» **Entries supplied**
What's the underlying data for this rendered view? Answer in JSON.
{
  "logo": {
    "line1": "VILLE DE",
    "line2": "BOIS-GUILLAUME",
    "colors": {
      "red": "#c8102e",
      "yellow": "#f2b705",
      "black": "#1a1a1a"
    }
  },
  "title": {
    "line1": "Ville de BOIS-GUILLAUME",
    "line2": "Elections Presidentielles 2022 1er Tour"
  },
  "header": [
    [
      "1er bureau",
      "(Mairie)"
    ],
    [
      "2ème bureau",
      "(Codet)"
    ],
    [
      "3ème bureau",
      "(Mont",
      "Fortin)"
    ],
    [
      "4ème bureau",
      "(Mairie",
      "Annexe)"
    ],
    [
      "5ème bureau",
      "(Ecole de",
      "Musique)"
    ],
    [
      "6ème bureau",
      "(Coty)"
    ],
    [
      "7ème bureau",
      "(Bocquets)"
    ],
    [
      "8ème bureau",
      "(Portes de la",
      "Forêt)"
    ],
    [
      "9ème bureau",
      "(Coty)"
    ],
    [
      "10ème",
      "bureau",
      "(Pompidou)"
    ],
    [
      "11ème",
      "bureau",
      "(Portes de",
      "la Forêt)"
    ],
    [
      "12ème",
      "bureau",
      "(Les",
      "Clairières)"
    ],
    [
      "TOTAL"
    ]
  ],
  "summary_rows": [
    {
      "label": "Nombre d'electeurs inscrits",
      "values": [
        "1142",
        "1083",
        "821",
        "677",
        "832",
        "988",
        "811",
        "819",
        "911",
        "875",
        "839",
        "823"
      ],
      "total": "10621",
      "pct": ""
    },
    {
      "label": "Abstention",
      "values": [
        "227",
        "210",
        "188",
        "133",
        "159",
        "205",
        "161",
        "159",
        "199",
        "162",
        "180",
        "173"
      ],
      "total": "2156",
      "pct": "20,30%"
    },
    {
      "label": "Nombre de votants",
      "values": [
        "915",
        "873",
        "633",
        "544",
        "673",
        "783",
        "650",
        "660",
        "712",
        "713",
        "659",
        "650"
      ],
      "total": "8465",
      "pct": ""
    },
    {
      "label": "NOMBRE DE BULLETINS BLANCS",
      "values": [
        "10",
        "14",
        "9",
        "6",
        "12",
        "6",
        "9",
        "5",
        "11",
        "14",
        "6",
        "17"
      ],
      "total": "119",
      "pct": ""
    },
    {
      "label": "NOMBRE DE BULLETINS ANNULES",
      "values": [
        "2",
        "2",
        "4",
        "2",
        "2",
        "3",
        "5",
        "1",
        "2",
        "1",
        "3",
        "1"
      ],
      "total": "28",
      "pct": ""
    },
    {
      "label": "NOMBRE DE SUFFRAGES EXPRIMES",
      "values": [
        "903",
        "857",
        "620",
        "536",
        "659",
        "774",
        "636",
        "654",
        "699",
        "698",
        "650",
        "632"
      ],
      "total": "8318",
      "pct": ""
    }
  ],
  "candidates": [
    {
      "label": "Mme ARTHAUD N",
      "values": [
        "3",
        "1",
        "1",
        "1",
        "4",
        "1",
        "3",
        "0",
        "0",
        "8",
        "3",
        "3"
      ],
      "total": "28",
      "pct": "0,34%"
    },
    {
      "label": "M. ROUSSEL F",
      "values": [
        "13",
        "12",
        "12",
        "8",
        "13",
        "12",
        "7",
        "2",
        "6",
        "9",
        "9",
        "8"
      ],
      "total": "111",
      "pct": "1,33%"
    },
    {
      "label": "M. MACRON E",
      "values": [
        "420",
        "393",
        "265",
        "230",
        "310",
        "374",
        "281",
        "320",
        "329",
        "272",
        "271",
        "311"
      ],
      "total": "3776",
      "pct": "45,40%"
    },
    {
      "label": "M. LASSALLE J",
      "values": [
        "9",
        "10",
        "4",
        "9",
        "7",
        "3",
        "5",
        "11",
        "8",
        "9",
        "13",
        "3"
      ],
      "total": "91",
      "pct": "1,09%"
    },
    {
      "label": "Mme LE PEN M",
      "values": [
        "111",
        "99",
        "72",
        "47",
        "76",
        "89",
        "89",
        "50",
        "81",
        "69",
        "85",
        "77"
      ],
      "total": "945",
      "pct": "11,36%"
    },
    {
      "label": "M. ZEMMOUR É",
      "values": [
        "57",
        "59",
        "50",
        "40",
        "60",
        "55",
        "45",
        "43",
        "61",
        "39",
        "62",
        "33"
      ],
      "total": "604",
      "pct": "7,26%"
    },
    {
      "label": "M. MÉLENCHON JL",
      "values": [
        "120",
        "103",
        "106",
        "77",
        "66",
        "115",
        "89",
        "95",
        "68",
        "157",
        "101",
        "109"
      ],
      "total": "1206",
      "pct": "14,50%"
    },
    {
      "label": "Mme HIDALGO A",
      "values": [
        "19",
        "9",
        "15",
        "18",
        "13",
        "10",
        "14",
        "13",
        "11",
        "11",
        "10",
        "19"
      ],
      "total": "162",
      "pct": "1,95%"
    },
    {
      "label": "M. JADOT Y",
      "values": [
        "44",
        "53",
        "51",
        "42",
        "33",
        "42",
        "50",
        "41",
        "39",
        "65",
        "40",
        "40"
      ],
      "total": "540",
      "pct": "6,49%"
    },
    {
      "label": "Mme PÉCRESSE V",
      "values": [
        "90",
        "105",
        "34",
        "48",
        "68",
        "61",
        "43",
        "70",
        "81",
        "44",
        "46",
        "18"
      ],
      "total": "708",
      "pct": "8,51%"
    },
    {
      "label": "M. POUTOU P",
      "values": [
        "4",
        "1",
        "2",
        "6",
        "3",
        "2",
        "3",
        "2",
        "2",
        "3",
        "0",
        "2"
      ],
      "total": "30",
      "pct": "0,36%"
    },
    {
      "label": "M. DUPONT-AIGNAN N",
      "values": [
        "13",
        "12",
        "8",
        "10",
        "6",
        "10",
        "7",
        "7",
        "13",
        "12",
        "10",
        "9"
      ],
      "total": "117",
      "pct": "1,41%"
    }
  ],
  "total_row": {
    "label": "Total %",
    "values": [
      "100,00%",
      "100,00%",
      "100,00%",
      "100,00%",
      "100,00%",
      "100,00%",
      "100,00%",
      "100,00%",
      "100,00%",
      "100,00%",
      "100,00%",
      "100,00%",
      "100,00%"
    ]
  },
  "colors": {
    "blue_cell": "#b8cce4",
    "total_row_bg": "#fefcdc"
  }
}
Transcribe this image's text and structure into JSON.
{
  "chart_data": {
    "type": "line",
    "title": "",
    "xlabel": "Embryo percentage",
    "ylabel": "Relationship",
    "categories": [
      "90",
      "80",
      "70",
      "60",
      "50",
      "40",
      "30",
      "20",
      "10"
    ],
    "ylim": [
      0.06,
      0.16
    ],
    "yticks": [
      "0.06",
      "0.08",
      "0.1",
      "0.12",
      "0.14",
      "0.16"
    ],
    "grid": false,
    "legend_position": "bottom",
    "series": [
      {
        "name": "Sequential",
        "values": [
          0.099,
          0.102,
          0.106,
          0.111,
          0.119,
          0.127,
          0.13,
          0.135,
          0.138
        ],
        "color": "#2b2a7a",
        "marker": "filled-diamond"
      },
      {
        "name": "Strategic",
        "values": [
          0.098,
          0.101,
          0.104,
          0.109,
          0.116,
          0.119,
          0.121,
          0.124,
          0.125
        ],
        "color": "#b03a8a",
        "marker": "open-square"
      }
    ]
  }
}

» **Task objective**
Go through the preceding material and copy each line that has the word "GUILLAUME".

» **Solution to the problem**
    "line2": "BOIS-GUILLAUME",
    "line1": "Ville de BOIS-GUILLAUME",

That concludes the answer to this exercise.